Records provided |
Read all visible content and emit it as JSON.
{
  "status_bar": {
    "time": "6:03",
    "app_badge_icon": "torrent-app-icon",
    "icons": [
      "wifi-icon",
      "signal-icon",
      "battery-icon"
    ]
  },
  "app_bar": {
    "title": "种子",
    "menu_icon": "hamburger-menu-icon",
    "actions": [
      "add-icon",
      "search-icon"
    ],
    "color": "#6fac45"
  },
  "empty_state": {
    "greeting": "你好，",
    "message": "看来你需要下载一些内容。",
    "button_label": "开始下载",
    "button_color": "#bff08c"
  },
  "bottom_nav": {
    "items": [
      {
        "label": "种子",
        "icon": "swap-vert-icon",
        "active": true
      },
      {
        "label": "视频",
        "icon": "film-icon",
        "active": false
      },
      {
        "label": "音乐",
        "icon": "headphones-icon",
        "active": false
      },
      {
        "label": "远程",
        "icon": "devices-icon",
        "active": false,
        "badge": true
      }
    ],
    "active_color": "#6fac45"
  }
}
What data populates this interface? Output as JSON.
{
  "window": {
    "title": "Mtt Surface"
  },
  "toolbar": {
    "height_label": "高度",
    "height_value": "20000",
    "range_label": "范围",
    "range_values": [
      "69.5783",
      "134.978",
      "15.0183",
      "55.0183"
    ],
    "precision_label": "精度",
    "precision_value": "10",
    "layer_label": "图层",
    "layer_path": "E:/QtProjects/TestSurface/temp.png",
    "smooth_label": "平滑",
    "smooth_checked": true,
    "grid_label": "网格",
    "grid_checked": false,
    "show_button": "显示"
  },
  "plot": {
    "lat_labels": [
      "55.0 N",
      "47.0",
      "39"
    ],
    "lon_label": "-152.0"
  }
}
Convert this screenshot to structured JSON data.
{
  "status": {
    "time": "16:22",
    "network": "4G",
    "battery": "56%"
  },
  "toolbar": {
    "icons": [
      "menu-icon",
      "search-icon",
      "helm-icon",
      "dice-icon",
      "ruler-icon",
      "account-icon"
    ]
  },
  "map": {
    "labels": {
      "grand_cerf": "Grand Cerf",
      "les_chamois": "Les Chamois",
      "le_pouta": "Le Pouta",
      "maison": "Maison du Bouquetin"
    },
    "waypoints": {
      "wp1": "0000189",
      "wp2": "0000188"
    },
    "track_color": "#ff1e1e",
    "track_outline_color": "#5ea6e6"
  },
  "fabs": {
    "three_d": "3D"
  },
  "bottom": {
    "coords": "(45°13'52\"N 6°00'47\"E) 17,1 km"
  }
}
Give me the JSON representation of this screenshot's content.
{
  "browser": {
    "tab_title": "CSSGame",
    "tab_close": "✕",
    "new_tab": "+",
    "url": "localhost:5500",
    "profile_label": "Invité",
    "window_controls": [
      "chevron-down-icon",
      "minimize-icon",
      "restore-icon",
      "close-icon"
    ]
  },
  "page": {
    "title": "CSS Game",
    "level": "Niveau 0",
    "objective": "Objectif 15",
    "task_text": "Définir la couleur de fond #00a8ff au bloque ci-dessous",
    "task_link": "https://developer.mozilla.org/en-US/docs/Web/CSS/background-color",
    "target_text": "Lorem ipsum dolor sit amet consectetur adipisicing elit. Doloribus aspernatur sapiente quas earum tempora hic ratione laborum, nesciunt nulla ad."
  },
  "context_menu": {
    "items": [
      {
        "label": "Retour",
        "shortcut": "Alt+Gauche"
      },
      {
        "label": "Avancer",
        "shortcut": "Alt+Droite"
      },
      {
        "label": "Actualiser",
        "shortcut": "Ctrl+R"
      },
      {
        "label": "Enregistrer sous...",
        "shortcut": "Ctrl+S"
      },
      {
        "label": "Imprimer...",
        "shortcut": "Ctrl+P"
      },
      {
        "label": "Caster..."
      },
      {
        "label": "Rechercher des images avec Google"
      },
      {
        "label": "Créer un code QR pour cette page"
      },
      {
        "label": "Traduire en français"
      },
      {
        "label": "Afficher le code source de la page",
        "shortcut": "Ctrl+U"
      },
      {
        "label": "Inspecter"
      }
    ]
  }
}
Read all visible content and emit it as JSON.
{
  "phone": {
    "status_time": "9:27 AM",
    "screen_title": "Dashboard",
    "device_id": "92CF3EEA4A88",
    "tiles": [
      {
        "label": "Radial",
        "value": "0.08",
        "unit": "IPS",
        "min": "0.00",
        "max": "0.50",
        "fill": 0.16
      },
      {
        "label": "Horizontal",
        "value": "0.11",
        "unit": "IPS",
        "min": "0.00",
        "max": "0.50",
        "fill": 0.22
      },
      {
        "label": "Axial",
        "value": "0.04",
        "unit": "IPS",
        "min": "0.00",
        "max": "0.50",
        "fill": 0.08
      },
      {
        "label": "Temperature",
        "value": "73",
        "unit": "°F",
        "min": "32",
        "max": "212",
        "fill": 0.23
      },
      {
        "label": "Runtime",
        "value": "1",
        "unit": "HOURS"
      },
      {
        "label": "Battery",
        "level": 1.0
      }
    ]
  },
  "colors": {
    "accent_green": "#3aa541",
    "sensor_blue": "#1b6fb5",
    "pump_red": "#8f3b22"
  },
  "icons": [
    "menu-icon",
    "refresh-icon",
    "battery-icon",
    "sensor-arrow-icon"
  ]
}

Instruction | Reproduce the material exactly, with every line intact.

Task response |
Read all visible content and emit it as JSON.
{
  "status_bar": {
    "time": "6:03",
    "app_badge_icon": "torrent-app-icon",
    "icons": [
      "wifi-icon",
      "signal-icon",
      "battery-icon"
    ]
  },
  "app_bar": {
    "title": "种子",
    "menu_icon": "hamburger-menu-icon",
    "actions": [
      "add-icon",
      "search-icon"
    ],
    "color": "#6fac45"
  },
  "empty_state": {
    "greeting": "你好，",
    "message": "看来你需要下载一些内容。",
    "button_label": "开始下载",
    "button_color": "#bff08c"
  },
  "bottom_nav": {
    "items": [
      {
        "label": "种子",
        "icon": "swap-vert-icon",
        "active": true
      },
      {
        "label": "视频",
        "icon": "film-icon",
        "active": false
      },
      {
        "label": "音乐",
        "icon": "headphones-icon",
        "active": false
      },
      {
        "label": "远程",
        "icon": "devices-icon",
        "active": false,
        "badge": true
      }
    ],
    "active_color": "#6fac45"
  }
}
What data populates this interface? Output as JSON.
{
  "window": {
    "title": "Mtt Surface"
  },
  "toolbar": {
    "height_label": "高度",
    "height_value": "20000",
    "range_label": "范围",
    "range_values": [
      "69.5783",
      "134.978",
      "15.0183",
      "55.0183"
    ],
    "precision_label": "精度",
    "precision_value": "10",
    "layer_label": "图层",
    "layer_path": "E:/QtProjects/TestSurface/temp.png",
    "smooth_label": "平滑",
    "smooth_checked": true,
    "grid_label": "网格",
    "grid_checked": false,
    "show_button": "显示"
  },
  "plot": {
    "lat_labels": [
      "55.0 N",
      "47.0",
      "39"
    ],
    "lon_label": "-152.0"
  }
}
Convert this screenshot to structured JSON data.
{
  "status": {
    "time": "16:22",
    "network": "4G",
    "battery": "56%"
  },
  "toolbar": {
    "icons": [
      "menu-icon",
      "search-icon",
      "helm-icon",
      "dice-icon",
      "ruler-icon",
      "account-icon"
    ]
  },
  "map": {
    "labels": {
      "grand_cerf": "Grand Cerf",
      "les_chamois": "Les Chamois",
      "le_pouta": "Le Pouta",
      "maison": "Maison du Bouquetin"
    },
    "waypoints": {
      "wp1": "0000189",
      "wp2": "0000188"
    },
    "track_color": "#ff1e1e",
    "track_outline_color": "#5ea6e6"
  },
  "fabs": {
    "three_d": "3D"
  },
  "bottom": {
    "coords": "(45°13'52\"N 6°00'47\"E) 17,1 km"
  }
}
Give me the JSON representation of this screenshot's content.
{
  "browser": {
    "tab_title": "CSSGame",
    "tab_close": "✕",
    "new_tab": "+",
    "url": "localhost:5500",
    "profile_label": "Invité",
    "window_controls": [
      "chevron-down-icon",
      "minimize-icon",
      "restore-icon",
      "close-icon"
    ]
  },
  "page": {
    "title": "CSS Game",
    "level": "Niveau 0",
    "objective": "Objectif 15",
    "task_text": "Définir la couleur de fond #00a8ff au bloque ci-dessous",
    "task_link": "https://developer.mozilla.org/en-US/docs/Web/CSS/background-color",
    "target_text": "Lorem ipsum dolor sit amet consectetur adipisicing elit. Doloribus aspernatur sapiente quas earum tempora hic ratione laborum, nesciunt nulla ad."
  },
  "context_menu": {
    "items": [
      {
        "label": "Retour",
        "shortcut": "Alt+Gauche"
      },
      {
        "label": "Avancer",
        "shortcut": "Alt+Droite"
      },
      {
        "label": "Actualiser",
        "shortcut": "Ctrl+R"
      },
      {
        "label": "Enregistrer sous...",
        "shortcut": "Ctrl+S"
      },
      {
        "label": "Imprimer...",
        "shortcut": "Ctrl+P"
      },
      {
        "label": "Caster..."
      },
      {
        "label": "Rechercher des images avec Google"
      },
      {
        "label": "Créer un code QR pour cette page"
      },
      {
        "label": "Traduire en français"
      },
      {
        "label": "Afficher le code source de la page",
        "shortcut": "Ctrl+U"
      },
      {
        "label": "Inspecter"
      }
    ]
  }
}
Read all visible content and emit it as JSON.
{
  "phone": {
    "status_time": "9:27 AM",
    "screen_title": "Dashboard",
    "device_id": "92CF3EEA4A88",
    "tiles": [
      {
        "label": "Radial",
        "value": "0.08",
        "unit": "IPS",
        "min": "0.00",
        "max": "0.50",
        "fill": 0.16
      },
      {
        "label": "Horizontal",
        "value": "0.11",
        "unit": "IPS",
        "min": "0.00",
        "max": "0.50",
        "fill": 0.22
      },
      {
        "label": "Axial",
        "value": "0.04",
        "unit": "IPS",
        "min": "0.00",
        "max": "0.50",
        "fill": 0.08
      },
      {
        "label": "Temperature",
        "value": "73",
        "unit": "°F",
        "min": "32",
        "max": "212",
        "fill": 0.23
      },
      {
        "label": "Runtime",
        "value": "1",
        "unit": "HOURS"
      },
      {
        "label": "Battery",
        "level": 1.0
      }
    ]
  },
  "colors": {
    "accent_green": "#3aa541",
    "sensor_blue": "#1b6fb5",
    "pump_red": "#8f3b22"
  },
  "icons": [
    "menu-icon",
    "refresh-icon",
    "battery-icon",
    "sensor-arrow-icon"
  ]
}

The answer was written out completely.